# [BLOCCO DI TESTO]
• • • • •

Nicola Dioguardi, il pioniere dell’epatologia che ha creato l’Istituto Humanitas

Nicola Dioguardi (1921-2019), medico, è nato a Bari.

Apparteneva all’ultima generazione dei grandi clinici medici italiani, con una specialità: quelle delle malattie di fegato. Nicola Dioguardi, classe 1921, è morto ieri a Milano.
«Era un secondo padre per me – ci racconta al telefono da Lima Massimo Colombo, uno della sua scuola che si è specializzato nella ricerca e nella cura delle infezioni del fegato, in primis l’epatite C, alla ribalta negli ultimi tempi.

• • • • •

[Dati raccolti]
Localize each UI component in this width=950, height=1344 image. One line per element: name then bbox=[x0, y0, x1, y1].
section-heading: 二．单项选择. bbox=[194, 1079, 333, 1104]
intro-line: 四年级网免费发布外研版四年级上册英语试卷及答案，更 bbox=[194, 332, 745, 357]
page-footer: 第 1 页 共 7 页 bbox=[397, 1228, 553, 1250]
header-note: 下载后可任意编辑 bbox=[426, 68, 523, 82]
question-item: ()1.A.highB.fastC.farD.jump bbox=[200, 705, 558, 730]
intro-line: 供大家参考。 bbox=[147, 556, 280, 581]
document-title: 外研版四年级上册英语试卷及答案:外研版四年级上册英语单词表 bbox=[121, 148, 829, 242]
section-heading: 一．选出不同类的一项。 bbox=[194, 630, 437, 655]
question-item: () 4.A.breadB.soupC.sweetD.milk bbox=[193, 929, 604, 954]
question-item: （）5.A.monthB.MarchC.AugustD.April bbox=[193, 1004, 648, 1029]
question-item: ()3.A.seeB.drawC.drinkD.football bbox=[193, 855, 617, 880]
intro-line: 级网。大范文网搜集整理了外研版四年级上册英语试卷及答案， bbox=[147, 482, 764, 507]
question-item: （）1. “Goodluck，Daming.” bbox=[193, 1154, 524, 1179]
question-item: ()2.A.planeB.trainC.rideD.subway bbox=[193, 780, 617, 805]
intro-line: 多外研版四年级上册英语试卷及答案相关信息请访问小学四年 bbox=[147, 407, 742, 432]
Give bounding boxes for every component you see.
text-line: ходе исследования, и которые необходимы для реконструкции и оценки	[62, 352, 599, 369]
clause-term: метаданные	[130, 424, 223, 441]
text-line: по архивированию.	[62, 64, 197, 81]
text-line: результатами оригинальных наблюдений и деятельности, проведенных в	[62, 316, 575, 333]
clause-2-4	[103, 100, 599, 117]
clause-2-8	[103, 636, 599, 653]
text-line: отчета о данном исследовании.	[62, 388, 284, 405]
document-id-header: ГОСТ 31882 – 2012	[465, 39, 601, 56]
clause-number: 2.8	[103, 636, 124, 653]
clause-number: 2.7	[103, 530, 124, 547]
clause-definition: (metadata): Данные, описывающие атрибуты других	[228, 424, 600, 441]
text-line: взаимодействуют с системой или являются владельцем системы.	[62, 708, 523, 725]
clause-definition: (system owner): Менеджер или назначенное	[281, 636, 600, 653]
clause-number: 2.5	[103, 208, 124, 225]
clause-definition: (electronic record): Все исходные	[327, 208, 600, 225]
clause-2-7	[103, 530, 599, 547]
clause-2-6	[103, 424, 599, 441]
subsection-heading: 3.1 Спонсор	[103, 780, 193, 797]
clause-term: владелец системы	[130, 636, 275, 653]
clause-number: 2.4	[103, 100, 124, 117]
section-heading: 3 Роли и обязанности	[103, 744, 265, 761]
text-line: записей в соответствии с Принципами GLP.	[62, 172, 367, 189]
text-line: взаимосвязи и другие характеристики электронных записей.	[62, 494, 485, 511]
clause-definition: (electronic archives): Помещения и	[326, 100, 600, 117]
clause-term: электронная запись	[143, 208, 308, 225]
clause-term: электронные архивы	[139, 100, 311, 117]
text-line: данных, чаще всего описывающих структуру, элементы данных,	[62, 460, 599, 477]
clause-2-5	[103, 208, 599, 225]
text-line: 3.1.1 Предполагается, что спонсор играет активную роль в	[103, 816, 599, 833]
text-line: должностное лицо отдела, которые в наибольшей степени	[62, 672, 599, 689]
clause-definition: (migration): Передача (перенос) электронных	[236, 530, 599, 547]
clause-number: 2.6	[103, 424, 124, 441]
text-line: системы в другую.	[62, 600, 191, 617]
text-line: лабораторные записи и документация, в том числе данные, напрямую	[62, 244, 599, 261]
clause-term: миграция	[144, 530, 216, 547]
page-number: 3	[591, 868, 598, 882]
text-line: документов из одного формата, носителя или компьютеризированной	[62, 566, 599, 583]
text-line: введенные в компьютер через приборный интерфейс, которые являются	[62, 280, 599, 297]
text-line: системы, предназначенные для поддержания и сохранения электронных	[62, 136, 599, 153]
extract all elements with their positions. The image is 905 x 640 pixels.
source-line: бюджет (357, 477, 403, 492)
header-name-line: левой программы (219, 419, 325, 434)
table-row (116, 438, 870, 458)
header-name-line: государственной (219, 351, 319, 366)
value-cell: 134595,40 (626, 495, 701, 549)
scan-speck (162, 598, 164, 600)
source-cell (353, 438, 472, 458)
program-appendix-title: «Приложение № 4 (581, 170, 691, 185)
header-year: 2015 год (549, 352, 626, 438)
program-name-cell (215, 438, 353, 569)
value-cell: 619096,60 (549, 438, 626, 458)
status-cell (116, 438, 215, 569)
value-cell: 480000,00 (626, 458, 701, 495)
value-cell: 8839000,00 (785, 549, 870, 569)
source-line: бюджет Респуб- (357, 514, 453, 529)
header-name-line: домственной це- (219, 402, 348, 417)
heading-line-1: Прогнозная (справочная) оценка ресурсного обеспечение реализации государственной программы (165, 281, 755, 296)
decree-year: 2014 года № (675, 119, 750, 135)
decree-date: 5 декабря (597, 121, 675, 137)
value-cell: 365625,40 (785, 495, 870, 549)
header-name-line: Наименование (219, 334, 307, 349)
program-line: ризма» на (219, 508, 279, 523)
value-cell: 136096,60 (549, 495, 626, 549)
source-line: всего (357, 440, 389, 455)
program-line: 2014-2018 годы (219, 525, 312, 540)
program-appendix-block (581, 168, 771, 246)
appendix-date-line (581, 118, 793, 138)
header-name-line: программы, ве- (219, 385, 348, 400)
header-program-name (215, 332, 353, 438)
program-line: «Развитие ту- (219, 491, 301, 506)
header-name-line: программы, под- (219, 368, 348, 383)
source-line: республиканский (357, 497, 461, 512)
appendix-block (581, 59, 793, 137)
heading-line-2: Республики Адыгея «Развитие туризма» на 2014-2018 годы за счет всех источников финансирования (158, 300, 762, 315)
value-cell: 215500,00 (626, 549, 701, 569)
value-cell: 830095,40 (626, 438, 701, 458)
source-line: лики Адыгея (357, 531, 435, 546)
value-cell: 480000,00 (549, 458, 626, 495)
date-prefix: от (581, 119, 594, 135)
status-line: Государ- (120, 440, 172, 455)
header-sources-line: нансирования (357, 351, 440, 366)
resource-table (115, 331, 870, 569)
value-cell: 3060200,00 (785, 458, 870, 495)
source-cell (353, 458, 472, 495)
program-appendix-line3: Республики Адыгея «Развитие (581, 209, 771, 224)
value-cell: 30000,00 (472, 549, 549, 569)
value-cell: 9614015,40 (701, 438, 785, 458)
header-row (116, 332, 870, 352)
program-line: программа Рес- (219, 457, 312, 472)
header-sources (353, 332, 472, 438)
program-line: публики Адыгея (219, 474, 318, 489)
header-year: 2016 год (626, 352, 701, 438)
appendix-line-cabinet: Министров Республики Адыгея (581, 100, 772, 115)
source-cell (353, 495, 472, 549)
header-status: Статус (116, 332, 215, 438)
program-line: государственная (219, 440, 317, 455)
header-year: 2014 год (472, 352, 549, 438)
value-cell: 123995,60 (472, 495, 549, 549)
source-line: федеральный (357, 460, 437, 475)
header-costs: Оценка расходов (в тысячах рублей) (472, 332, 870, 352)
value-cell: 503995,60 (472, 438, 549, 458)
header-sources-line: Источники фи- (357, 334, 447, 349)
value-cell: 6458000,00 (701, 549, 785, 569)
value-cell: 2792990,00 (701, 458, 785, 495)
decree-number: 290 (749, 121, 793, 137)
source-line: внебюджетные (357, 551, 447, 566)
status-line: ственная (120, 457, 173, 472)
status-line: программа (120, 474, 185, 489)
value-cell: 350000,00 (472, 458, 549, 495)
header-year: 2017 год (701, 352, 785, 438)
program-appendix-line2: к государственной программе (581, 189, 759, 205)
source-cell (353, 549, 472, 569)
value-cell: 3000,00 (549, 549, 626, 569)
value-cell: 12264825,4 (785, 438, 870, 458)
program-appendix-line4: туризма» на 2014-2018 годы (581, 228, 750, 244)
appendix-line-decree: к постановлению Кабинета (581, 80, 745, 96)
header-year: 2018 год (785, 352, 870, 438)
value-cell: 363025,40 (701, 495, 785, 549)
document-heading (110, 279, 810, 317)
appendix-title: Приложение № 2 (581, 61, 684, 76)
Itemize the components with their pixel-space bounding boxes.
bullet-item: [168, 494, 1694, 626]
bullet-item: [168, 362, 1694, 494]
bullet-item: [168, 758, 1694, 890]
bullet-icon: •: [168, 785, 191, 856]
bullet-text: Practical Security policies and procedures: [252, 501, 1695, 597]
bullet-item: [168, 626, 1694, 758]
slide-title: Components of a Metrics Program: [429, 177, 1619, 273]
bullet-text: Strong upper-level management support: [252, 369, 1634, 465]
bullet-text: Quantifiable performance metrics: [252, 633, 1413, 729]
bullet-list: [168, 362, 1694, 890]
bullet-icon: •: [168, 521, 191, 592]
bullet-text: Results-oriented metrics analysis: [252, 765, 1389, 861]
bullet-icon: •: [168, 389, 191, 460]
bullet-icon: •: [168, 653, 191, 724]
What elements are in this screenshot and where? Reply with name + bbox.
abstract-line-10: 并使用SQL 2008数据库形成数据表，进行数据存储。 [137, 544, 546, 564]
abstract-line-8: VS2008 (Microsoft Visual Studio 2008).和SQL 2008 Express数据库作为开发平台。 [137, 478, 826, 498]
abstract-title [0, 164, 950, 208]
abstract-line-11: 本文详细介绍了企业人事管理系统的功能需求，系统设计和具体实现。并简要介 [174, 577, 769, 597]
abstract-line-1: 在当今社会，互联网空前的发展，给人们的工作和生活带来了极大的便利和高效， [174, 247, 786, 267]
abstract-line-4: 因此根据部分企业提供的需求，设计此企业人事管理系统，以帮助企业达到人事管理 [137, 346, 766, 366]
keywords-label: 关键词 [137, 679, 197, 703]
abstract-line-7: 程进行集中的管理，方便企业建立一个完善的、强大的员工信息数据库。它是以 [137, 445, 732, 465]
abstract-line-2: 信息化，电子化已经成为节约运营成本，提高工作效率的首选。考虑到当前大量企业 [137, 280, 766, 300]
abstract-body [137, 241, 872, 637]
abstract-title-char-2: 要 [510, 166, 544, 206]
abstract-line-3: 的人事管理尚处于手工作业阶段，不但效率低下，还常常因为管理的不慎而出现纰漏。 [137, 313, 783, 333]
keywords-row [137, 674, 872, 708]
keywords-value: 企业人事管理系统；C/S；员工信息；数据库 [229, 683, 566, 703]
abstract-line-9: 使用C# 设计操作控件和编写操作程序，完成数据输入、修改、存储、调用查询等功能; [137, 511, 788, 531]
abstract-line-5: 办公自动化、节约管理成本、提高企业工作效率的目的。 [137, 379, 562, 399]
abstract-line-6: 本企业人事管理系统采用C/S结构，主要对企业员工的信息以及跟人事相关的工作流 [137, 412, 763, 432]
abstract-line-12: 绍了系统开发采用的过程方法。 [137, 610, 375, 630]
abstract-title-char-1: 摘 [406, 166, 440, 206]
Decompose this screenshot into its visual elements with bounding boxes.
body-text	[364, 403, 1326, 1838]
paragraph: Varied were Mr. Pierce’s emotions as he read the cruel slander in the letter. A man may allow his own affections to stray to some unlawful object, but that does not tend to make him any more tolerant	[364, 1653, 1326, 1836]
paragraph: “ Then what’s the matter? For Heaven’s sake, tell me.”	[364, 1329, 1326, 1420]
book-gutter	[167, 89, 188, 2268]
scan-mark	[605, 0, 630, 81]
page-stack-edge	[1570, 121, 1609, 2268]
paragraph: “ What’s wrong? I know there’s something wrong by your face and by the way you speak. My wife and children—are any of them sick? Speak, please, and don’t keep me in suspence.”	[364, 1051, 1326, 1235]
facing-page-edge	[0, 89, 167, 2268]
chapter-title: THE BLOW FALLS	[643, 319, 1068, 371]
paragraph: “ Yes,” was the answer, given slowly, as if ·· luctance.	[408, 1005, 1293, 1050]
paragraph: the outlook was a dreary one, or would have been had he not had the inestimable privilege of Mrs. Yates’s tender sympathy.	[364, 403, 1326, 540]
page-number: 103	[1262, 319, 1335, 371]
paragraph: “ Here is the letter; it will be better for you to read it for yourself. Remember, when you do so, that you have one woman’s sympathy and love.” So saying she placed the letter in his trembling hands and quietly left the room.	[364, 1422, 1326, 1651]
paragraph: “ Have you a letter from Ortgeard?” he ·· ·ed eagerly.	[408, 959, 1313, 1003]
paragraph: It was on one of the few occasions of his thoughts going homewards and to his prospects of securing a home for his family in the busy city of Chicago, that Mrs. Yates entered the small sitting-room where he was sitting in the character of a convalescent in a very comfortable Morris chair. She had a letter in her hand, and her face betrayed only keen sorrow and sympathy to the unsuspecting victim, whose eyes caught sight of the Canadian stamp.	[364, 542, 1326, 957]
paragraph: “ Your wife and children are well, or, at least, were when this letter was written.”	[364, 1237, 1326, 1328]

• • • • •

# [CONSEGNA DELL'ESERCIZIO]
In base al testo su Nicola Dioguardi, rispondi alle domande.
1. In quale città è nato Nicola Dioguardi?
2. Di quali malattie si occupava come specialista?
3. Da quale città parla al telefono Massimo Colombo?

# [ESERCIZIO SVOLTO]
1. A Bari.
2. Delle malattie di fegato.
3. Da Lima.